● Aim of the exercise:
Tally the lines holding the word "this" and state the count by itself.

● Extracted material:
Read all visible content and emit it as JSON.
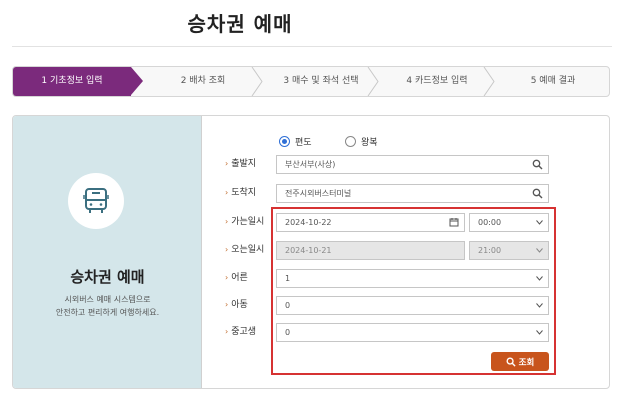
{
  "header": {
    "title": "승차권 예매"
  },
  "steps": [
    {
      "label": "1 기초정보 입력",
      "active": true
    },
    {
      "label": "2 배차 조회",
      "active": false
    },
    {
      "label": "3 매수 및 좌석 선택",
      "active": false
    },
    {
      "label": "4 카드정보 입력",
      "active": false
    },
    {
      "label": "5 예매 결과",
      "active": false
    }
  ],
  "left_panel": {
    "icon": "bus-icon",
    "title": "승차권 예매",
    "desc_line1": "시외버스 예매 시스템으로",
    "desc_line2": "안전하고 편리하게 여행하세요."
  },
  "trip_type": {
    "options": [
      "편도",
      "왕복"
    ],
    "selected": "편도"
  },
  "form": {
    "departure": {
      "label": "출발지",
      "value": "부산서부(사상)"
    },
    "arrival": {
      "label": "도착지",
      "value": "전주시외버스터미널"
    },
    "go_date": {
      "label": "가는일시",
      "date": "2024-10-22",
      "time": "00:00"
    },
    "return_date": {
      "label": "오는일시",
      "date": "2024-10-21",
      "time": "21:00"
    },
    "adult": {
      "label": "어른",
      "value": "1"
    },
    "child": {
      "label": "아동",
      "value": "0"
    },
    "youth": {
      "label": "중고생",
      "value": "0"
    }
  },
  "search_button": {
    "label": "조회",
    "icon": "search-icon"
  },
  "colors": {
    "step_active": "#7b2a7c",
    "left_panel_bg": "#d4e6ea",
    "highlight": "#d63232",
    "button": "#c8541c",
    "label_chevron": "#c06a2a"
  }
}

* * *

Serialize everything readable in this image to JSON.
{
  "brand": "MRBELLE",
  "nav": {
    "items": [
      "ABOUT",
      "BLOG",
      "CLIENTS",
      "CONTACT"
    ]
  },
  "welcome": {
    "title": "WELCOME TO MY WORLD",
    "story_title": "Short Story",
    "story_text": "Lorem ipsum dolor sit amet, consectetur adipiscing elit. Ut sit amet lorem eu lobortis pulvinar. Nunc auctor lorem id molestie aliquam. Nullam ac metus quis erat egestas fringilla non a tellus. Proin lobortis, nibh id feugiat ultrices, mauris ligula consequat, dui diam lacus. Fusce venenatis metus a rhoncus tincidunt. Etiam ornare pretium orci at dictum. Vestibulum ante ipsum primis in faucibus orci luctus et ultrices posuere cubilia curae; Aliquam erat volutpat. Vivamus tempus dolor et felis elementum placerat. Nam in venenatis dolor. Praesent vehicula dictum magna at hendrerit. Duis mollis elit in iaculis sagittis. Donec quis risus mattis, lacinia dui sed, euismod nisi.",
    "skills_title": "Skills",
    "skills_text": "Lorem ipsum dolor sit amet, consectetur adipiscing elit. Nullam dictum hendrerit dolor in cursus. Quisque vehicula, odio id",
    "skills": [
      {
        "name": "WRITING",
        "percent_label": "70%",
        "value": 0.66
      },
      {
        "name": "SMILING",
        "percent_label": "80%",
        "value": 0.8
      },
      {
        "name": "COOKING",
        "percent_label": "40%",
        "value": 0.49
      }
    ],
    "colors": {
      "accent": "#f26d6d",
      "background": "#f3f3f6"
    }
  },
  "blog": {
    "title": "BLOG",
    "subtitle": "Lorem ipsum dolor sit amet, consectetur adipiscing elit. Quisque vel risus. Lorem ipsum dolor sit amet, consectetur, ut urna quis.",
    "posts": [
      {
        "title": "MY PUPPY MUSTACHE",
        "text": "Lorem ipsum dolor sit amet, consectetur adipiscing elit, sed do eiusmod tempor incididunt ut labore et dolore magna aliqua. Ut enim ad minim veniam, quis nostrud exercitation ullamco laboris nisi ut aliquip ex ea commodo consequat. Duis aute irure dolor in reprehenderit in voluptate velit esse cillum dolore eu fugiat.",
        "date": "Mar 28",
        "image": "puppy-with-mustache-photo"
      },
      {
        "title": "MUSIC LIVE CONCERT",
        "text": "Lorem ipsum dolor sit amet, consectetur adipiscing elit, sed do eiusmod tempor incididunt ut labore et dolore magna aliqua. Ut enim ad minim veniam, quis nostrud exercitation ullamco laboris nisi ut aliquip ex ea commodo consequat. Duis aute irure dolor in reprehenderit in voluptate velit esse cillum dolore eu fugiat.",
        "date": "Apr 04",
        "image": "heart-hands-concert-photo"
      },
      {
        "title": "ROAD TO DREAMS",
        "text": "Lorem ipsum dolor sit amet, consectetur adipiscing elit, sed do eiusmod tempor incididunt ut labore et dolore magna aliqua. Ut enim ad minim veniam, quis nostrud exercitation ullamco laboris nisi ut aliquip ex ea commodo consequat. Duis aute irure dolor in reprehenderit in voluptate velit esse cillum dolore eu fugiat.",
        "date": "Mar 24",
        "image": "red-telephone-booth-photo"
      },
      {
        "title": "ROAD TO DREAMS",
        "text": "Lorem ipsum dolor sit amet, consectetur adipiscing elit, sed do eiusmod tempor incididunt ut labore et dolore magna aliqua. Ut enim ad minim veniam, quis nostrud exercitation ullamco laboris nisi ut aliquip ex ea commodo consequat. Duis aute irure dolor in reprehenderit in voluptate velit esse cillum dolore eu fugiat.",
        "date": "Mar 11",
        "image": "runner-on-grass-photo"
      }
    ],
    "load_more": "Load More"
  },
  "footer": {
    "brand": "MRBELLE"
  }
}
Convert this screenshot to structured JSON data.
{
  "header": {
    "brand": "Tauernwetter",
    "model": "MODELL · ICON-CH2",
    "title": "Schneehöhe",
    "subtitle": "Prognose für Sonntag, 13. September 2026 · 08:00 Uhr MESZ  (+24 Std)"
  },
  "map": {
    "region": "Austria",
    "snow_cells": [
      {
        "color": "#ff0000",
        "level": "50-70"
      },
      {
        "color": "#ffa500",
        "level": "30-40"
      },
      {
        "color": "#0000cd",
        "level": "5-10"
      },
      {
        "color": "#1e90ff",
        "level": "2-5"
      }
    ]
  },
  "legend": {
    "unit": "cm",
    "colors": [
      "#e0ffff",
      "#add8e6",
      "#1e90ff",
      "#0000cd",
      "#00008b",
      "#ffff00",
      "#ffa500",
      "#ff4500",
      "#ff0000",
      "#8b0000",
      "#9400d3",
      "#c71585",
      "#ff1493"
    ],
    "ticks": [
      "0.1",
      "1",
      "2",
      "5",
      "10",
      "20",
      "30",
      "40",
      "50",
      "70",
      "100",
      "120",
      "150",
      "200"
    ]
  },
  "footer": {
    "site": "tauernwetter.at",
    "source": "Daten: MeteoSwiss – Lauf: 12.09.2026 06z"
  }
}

● Output of the task:
2